### What this task involves
Copy each line that holds "sell".

### Records shown
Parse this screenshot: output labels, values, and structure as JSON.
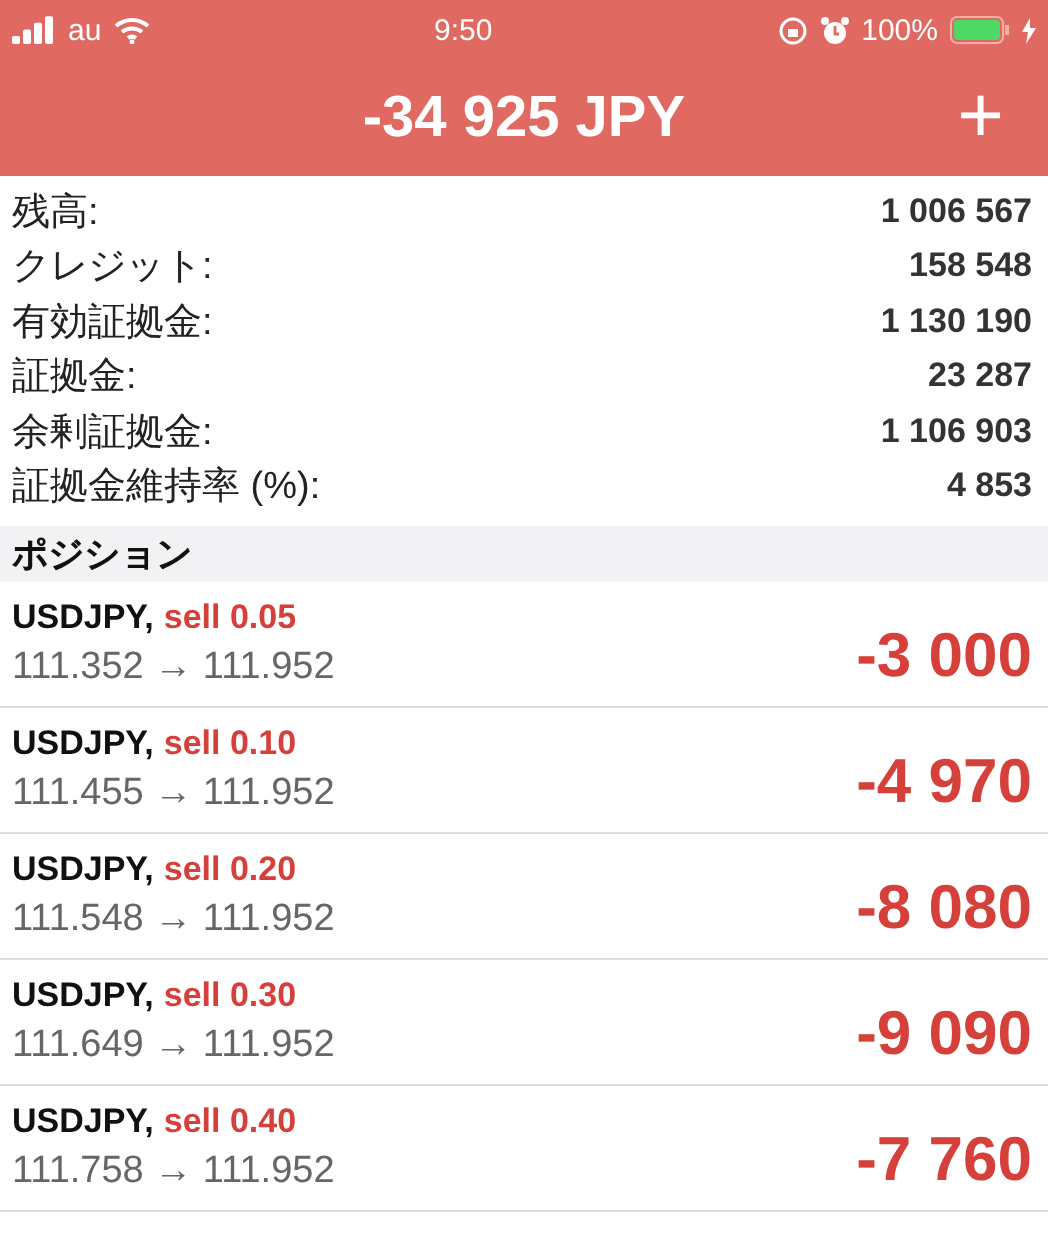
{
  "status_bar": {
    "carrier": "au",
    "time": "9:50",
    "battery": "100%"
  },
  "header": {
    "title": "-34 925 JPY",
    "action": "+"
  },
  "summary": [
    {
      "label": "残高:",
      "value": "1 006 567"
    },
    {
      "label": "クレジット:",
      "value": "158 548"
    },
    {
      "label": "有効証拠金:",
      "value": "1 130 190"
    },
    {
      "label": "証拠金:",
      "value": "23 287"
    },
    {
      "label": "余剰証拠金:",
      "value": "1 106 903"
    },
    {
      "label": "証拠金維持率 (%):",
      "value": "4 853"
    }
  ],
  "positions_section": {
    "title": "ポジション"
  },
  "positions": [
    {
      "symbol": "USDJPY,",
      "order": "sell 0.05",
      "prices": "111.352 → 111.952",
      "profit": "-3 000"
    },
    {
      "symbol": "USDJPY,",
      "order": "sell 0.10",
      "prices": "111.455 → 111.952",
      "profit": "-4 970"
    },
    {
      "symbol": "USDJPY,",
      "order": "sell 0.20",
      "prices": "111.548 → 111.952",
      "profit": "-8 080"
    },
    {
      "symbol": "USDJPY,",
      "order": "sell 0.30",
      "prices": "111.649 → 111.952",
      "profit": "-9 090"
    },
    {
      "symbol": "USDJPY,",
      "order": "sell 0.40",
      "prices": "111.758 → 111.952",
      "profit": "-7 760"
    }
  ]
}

### Solution to this problem
      "order": "sell 0.05",
      "order": "sell 0.10",
      "order": "sell 0.20",
      "order": "sell 0.30",
      "order": "sell 0.40",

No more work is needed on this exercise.